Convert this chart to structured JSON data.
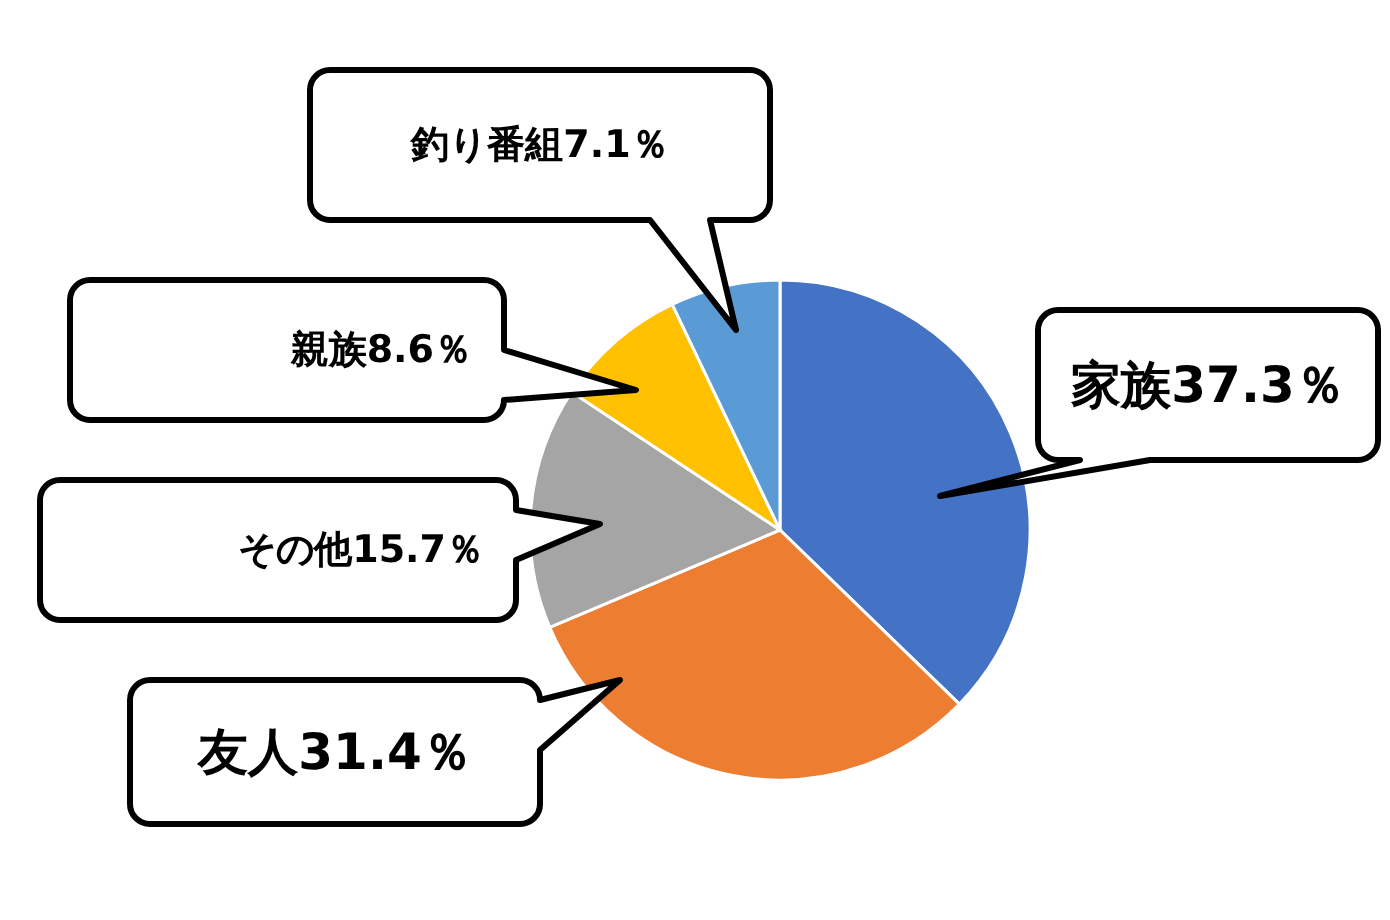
{
  "chart_data": {
    "type": "pie",
    "categories": [
      "家族",
      "友人",
      "その他",
      "親族",
      "釣り番組"
    ],
    "values": [
      37.3,
      31.4,
      15.7,
      8.6,
      7.1
    ],
    "colors": [
      "#4472c4",
      "#ed7d31",
      "#a5a5a5",
      "#ffc000",
      "#5b9bd5"
    ],
    "value_labels": [
      "37.3％",
      "31.4％",
      "15.7％",
      "8.6％",
      "7.1％"
    ]
  }
}
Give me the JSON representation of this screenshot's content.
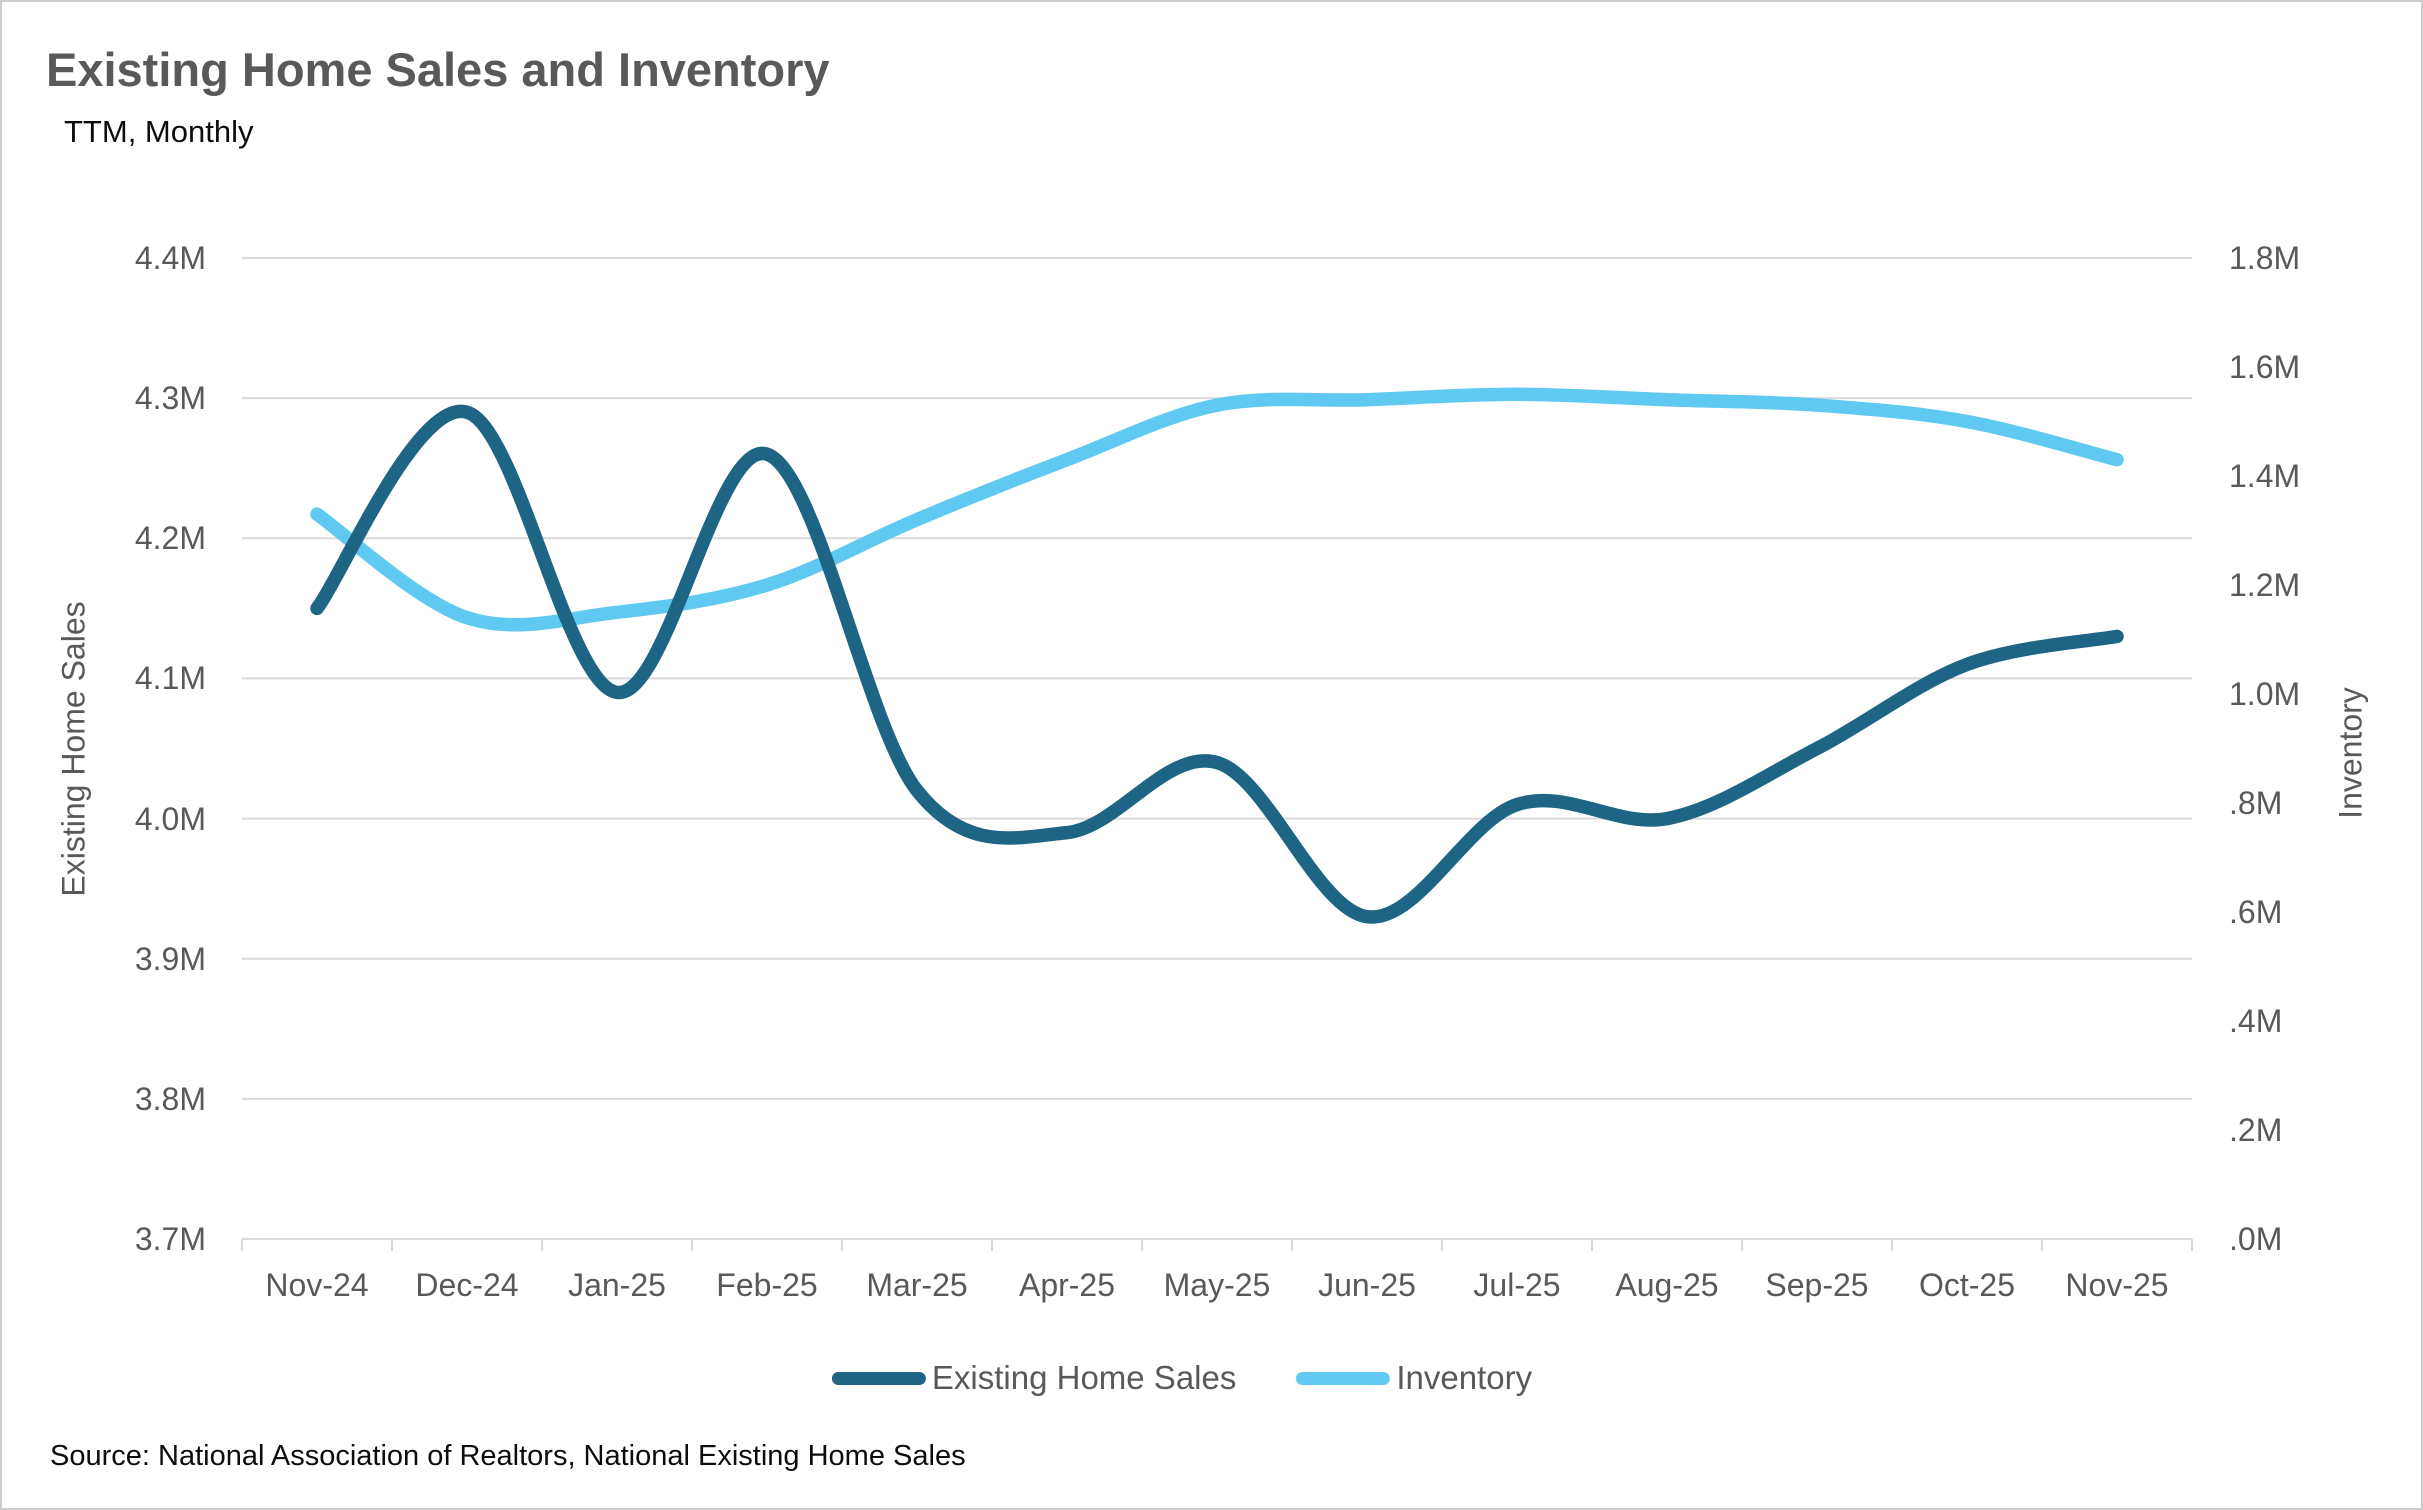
###
- [PROBLEM]
Write out every entry again word for word, without any of the pictures.

- [RIGHT ANSWER]
Convert this chart to structured JSON data.
{
  "chart_data": {
    "type": "pie",
    "categories": [
      "家族",
      "友人",
      "その他",
      "親族",
      "釣り番組"
    ],
    "values": [
      37.3,
      31.4,
      15.7,
      8.6,
      7.1
    ],
    "colors": [
      "#4472c4",
      "#ed7d31",
      "#a5a5a5",
      "#ffc000",
      "#5b9bd5"
    ],
    "value_labels": [
      "37.3％",
      "31.4％",
      "15.7％",
      "8.6％",
      "7.1％"
    ]
  }
}
Give me the JSON representation of this screenshot's content.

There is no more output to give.